## Problem to work on
Copy out all lines that hold "pada".

— BEGIN Provided entries —

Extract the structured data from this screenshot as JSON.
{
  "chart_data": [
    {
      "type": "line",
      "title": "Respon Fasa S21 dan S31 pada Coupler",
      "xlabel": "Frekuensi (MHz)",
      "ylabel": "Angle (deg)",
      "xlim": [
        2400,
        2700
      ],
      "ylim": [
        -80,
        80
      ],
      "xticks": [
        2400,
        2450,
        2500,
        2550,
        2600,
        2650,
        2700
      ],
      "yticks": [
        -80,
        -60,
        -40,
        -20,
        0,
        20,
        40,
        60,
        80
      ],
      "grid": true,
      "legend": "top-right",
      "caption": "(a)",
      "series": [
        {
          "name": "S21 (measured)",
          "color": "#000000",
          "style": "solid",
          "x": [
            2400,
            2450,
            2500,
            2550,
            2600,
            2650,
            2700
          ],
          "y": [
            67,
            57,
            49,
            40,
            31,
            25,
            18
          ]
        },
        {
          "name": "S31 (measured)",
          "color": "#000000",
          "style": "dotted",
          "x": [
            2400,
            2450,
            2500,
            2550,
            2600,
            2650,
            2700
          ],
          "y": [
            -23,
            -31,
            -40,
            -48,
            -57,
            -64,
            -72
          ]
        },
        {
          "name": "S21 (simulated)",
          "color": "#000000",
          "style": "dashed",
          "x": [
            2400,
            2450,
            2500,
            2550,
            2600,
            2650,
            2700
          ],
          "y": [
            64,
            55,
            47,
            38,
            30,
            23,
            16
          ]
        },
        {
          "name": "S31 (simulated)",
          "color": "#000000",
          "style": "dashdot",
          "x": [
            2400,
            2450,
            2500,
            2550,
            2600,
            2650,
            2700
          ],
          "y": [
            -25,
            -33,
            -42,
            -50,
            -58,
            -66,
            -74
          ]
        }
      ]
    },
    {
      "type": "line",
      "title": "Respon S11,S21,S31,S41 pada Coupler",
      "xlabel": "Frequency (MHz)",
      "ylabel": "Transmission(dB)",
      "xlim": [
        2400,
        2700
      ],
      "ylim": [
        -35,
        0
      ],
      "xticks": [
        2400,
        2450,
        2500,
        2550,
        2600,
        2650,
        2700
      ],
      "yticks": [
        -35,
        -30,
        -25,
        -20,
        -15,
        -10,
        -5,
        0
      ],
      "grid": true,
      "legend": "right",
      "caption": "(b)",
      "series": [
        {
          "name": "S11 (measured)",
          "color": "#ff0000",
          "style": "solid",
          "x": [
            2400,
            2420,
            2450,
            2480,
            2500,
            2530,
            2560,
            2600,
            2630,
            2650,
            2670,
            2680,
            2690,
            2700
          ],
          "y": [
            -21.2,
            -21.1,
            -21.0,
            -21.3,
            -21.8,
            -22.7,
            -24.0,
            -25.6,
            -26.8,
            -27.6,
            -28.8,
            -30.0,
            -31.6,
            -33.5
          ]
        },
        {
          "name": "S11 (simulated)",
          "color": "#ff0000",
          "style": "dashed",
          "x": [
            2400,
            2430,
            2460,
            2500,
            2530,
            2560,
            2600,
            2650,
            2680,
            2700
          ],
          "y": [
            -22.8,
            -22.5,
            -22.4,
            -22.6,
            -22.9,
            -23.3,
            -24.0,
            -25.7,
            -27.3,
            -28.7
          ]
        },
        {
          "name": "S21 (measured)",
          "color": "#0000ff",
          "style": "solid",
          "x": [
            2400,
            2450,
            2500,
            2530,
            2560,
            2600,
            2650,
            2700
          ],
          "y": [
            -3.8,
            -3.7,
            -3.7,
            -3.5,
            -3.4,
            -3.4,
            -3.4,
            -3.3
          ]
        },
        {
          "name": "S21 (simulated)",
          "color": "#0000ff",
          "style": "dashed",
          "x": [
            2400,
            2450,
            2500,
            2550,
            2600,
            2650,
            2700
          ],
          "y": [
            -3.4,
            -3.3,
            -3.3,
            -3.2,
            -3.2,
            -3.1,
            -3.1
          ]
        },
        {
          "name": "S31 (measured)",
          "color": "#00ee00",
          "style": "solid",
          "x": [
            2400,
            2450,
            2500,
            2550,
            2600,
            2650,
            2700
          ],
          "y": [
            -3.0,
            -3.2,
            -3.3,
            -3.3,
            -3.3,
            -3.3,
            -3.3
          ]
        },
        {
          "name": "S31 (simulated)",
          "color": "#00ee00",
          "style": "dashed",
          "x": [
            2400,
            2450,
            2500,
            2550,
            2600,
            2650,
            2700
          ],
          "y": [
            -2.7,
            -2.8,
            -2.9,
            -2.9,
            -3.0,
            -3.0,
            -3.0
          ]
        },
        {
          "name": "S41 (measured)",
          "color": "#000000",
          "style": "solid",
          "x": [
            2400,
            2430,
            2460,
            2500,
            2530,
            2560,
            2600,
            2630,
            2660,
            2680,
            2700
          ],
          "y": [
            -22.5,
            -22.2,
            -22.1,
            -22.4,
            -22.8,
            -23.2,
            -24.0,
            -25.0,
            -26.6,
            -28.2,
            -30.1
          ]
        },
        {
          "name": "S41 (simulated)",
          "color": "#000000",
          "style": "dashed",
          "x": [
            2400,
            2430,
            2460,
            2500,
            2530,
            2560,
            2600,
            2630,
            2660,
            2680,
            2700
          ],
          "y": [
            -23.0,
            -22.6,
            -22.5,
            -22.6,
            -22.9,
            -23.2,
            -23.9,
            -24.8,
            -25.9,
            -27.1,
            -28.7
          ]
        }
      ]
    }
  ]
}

— END Provided entries —

## Result of the task
      "title": "Respon Fasa S21 dan S31 pada Coupler",
      "title": "Respon S11,S21,S31,S41 pada Coupler",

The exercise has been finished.